> KUTIPAN TEKS

Peringatan: File trips tidak ditemukan. Harap set TRIPS_PATH manual.
Info: File POIs opsional tidak ditemukan. Melanjutkan tanpa POI.
Info: File area boundaries opsional tidak ditemukan. Melanjutkan tanpa boundary.


In [16]:

# ====== QUICK EDA ======
if df_trips is not None:
    display(df_trips.head(3))
    print("\nKolom tersedia:", list(df_trips.columns))
    print("\nJumlah baris:", len(df_trips))
    # Kolom kandidat untuk lon/lat (pickup & dropoff)
    candidate_lon = [c for c in df_trips.columns if "lon" in c.lower() or "lng" in c.lower() or "longitude" in c.lower()]
    candidate_lat = [c for c in df_trips.columns if "lat" in c.lower() or "latitude" in c.lower()]
    print("\nDeteksi kandidat longitude:", candidate_lon)
    print("Deteksi kandidat latitude :", candidate_lat)
else:
    print("Lewati EDA karena data trips belum tersedia.")


Lewati EDA karena data trips belum tersedia.

> BAHAN
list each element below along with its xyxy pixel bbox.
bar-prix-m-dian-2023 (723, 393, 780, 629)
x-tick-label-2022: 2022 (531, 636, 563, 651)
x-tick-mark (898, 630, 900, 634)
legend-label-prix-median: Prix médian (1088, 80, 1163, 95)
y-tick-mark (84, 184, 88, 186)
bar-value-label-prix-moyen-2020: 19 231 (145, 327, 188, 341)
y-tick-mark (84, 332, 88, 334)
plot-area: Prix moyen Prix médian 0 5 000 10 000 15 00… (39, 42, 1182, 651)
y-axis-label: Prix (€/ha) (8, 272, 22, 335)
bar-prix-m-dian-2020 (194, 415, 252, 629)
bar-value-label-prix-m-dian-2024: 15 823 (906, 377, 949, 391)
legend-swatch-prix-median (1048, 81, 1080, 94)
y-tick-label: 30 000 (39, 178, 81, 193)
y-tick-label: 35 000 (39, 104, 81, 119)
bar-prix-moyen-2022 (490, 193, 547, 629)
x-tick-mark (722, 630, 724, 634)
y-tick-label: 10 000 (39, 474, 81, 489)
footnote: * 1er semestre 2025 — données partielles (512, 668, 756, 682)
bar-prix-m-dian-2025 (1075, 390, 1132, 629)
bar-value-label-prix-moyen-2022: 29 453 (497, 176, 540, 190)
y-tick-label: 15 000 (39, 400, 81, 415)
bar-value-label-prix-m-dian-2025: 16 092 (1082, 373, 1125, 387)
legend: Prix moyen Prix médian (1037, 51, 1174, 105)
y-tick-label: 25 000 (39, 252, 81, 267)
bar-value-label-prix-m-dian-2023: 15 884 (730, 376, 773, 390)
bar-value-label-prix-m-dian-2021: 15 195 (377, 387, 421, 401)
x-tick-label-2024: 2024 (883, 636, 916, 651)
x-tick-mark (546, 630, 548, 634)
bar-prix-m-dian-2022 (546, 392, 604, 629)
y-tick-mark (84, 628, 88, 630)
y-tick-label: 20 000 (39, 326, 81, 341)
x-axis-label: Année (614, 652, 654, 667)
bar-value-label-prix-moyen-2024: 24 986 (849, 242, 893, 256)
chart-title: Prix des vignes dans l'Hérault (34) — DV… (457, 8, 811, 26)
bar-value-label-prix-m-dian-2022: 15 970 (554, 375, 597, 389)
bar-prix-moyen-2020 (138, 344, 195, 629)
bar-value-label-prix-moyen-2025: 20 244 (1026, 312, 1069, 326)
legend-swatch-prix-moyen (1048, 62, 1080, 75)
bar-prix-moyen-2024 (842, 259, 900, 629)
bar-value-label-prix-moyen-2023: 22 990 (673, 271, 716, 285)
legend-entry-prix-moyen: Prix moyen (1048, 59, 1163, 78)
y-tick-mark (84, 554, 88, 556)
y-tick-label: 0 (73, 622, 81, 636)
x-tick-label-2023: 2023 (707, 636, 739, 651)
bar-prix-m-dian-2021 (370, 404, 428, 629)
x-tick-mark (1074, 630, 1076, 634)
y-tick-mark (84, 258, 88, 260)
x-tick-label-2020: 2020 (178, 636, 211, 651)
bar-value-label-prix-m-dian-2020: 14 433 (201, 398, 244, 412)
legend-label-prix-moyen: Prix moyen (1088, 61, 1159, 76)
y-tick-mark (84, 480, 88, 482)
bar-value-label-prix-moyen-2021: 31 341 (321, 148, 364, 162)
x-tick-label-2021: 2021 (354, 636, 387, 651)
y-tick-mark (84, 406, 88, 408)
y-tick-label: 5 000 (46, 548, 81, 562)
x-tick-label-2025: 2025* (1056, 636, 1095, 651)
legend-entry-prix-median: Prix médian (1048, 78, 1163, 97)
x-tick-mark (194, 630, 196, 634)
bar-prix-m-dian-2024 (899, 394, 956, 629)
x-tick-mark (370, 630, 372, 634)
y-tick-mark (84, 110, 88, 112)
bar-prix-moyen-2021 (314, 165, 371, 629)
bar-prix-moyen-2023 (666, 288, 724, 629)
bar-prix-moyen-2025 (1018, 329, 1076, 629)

> TUJUAN
**A)** Tulis ulang bagian dari kutipan notebook tentang EDA data trips yang dibuka dengan kata-kata yang memuat "Info: File POIs" dan ditutup dengan "display(df_trips.head(3))".
**B)** Teruskan kutipan notebook tentang EDA data trips dari titik terakhir yang ditampilkan.

> JAWABAN AKHIR
**A)**
Info: File POIs opsional tidak ditemukan. Melanjutkan tanpa POI.
Info: File area boundaries opsional tidak ditemukan. Melanjutkan tanpa boundary.


In [16]:

# ====== QUICK EDA ======
if df_trips is not None:
    display(df_trips.head(3))

**B)**
In [17]:

# ====== FUNGSI BANTU: DETEKSI NAMA KOLOM ======
def first_match(cols, keywords):
    cols_l = [c.lower() for c in cols]
    for kw in keywords:
        for c in cols:
            if kw == c.lower():
                return c
    return None

def guess_lon_lat(df, prefix_candidates):
    # cari kolom seperti: pickup_longitude / pickup_latitude, atau dropoff_longitude / dropoff_latitude
    for pre in prefix_candidates:
        lon = first_match(df.columns, [f"{pre}_longitude", f"{pre}_lon", f"{pre}_lng"])
        lat = first_match(df.columns, [f"{pre}_latitude", f"{pre}_lat"])
        if lon and lat:
            return lon, lat
    return None, None

def to_gdf_points(df, lon_col, lat_col, crs="EPSG:4326"):
    good = df.dropna(subset=[lon_col, lat_col]).copy()
    good = good[(good[lon_col].astype(str).str.len()>0) & (good[lat_col].astype(str).str.len()>0)]
    good[lon_col] = pd.to_numeric(good[lon_col], errors="coerce")
    good[lat_col] = pd.to_numeric(good[lat_col], errors="coerce")
    good = good.dropna(subset=[lon_col, lat_col])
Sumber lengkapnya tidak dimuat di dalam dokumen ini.